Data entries
§ §
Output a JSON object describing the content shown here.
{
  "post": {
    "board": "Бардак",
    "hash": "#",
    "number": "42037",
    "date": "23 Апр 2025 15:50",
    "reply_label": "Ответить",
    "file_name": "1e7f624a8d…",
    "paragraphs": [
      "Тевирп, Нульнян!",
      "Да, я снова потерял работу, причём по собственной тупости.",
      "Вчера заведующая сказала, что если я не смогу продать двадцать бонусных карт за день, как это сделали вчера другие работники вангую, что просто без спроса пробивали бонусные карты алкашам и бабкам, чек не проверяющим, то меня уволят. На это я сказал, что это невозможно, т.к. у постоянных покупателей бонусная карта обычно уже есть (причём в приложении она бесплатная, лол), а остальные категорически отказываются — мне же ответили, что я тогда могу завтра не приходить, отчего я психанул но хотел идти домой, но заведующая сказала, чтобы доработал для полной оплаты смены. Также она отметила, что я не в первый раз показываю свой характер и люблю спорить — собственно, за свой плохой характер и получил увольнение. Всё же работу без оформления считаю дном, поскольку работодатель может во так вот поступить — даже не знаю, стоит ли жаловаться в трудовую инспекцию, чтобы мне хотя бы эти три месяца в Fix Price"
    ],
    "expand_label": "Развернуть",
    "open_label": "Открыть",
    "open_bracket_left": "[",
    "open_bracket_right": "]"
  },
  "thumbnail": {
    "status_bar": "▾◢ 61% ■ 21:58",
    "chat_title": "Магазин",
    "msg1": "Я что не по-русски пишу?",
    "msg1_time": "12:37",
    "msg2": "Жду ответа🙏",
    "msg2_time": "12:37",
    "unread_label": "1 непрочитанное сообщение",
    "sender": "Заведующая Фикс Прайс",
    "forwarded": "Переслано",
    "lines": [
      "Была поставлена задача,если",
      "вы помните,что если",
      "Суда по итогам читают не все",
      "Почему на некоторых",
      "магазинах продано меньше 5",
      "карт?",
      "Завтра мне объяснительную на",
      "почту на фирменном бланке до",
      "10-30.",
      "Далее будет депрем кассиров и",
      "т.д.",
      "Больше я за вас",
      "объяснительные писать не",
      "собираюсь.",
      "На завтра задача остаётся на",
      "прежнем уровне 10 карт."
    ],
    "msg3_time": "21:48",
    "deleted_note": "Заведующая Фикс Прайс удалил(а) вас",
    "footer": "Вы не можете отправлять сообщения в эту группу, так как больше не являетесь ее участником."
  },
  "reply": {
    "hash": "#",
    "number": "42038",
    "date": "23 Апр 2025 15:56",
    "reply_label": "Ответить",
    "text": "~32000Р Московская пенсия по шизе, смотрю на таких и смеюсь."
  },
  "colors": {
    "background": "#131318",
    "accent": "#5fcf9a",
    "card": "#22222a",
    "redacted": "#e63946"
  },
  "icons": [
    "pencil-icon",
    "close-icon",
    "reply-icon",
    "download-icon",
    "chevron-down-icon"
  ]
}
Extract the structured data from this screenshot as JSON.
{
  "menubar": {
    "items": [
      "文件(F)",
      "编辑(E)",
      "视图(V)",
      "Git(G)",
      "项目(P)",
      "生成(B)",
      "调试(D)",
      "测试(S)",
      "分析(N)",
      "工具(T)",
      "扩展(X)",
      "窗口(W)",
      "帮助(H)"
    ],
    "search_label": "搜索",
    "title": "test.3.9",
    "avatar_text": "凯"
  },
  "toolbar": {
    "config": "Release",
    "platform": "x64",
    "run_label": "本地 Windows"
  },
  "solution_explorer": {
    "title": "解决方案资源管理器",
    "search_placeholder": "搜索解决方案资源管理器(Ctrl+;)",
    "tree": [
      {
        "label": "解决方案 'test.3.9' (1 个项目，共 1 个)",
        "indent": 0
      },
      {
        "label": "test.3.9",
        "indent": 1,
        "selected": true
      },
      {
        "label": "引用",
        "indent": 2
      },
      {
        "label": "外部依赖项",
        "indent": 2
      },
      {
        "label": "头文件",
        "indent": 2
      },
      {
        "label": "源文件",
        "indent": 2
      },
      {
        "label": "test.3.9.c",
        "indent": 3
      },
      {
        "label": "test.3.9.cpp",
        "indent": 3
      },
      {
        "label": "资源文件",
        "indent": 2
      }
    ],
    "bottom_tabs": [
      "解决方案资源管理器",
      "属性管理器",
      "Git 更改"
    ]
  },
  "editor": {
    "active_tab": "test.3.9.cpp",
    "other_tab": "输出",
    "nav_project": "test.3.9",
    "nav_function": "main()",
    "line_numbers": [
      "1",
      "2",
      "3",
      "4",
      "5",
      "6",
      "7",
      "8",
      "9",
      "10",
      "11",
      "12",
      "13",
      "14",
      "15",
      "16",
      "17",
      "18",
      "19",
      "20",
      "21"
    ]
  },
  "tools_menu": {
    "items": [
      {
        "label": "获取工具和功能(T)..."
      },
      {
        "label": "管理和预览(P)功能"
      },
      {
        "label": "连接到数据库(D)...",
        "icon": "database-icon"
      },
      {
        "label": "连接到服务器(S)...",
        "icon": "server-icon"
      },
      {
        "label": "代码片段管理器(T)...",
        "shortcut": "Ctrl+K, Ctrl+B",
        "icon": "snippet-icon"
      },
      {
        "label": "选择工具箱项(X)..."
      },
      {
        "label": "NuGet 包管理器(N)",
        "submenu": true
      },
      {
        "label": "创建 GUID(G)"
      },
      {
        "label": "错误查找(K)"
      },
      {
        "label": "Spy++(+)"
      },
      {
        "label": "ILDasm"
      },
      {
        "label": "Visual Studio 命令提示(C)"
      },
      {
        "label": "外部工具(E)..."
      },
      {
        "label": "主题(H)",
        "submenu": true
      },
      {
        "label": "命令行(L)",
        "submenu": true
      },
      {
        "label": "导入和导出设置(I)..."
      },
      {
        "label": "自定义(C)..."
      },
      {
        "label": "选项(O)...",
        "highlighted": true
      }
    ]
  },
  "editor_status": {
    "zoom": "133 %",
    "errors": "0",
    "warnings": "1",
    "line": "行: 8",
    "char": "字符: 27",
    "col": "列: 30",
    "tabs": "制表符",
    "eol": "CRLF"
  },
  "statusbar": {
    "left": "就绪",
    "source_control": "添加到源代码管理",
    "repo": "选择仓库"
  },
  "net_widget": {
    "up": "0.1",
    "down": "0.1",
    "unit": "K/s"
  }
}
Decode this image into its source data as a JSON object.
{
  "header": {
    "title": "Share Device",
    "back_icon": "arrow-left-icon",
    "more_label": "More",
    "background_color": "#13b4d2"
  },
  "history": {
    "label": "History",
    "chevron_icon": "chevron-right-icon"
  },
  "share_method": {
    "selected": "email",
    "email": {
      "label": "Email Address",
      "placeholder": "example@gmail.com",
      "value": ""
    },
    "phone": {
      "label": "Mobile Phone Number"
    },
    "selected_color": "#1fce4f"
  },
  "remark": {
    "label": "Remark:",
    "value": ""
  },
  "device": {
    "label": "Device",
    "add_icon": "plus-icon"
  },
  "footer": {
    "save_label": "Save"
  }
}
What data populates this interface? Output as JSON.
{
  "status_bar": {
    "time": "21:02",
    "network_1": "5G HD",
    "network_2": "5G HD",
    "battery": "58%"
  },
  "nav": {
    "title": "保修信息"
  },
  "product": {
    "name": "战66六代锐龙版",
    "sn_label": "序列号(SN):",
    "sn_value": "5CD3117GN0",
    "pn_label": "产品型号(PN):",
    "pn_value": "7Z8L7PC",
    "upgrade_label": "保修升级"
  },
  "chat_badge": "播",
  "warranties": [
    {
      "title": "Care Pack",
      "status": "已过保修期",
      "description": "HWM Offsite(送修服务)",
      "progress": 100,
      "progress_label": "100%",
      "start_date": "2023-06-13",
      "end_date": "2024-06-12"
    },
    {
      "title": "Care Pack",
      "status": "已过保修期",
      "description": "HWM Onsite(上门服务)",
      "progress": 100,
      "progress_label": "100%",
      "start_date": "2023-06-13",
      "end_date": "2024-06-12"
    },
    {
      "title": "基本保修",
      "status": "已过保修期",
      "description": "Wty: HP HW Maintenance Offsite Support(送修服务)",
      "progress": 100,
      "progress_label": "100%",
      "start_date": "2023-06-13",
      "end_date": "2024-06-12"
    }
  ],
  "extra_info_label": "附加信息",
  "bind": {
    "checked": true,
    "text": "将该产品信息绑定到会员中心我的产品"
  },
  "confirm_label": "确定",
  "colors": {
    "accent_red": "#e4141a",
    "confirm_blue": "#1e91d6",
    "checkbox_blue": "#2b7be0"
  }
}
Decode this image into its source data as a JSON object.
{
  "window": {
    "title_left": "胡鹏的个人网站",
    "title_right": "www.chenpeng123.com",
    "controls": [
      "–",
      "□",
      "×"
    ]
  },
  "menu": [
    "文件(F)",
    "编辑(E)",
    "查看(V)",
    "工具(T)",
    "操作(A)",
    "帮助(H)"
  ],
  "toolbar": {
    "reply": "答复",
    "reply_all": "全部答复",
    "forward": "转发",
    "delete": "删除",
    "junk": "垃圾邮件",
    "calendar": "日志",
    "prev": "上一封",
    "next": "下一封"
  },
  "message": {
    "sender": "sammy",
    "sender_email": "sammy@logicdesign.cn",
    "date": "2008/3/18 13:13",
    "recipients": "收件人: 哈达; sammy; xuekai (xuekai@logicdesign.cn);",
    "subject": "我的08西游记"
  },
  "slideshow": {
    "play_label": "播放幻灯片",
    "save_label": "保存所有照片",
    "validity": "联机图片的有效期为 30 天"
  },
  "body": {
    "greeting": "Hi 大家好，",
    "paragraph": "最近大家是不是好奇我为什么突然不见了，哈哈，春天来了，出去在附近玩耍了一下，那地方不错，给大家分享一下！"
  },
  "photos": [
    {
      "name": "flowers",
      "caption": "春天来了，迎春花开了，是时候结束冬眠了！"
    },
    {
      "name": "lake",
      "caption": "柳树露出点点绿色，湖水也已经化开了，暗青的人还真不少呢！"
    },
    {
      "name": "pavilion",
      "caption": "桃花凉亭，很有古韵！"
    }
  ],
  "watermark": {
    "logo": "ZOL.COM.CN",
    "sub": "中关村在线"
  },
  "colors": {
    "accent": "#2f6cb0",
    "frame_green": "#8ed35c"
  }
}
§ §
Problem statement >>
Which lines contain the word "this"? Return each of them.

Task solution >>
Extract the structured data from this screenshot as JSON.
Decode this image into its source data as a JSON object.
What data populates this interface? Output as JSON.
Decode this image into its source data as a JSON object.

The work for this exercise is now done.